═══ Extracted records ═══

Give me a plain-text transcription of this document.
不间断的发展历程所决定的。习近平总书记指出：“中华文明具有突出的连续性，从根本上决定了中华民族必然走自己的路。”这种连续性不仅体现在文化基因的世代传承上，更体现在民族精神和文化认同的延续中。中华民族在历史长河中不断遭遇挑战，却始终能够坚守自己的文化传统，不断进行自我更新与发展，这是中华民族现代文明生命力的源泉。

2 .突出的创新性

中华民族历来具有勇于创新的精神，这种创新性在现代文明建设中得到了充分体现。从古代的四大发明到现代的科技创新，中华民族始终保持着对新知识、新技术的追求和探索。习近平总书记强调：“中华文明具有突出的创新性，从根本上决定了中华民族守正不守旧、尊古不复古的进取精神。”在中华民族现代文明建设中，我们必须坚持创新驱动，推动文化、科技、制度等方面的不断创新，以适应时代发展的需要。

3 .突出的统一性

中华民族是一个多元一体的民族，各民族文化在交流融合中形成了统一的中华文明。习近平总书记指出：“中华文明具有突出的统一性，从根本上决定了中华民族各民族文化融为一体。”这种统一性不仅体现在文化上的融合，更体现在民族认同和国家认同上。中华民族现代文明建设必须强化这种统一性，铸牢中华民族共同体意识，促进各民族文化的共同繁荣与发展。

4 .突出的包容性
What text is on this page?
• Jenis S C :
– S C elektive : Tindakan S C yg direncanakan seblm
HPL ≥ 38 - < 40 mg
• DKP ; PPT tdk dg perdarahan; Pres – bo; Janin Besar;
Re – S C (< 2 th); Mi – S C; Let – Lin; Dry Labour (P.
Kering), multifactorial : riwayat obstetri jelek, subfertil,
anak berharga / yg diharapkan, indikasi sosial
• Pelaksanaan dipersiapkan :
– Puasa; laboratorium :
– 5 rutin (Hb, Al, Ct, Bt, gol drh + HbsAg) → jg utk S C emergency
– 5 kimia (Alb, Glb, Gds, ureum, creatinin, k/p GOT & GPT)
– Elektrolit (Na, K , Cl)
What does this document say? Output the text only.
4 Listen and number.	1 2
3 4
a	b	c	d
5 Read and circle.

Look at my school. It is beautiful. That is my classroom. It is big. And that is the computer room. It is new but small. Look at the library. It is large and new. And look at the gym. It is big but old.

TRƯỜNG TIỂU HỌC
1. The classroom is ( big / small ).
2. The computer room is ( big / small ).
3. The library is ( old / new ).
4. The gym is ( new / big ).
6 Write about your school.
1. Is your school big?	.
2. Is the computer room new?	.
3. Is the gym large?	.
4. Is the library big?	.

═══

Short task>
From the entries above, copy every line where the word "text" shows up.

Output for this exercise>
Give me a plain-text transcription of this document.
What text is on this page?
What does this document say? Output the text only.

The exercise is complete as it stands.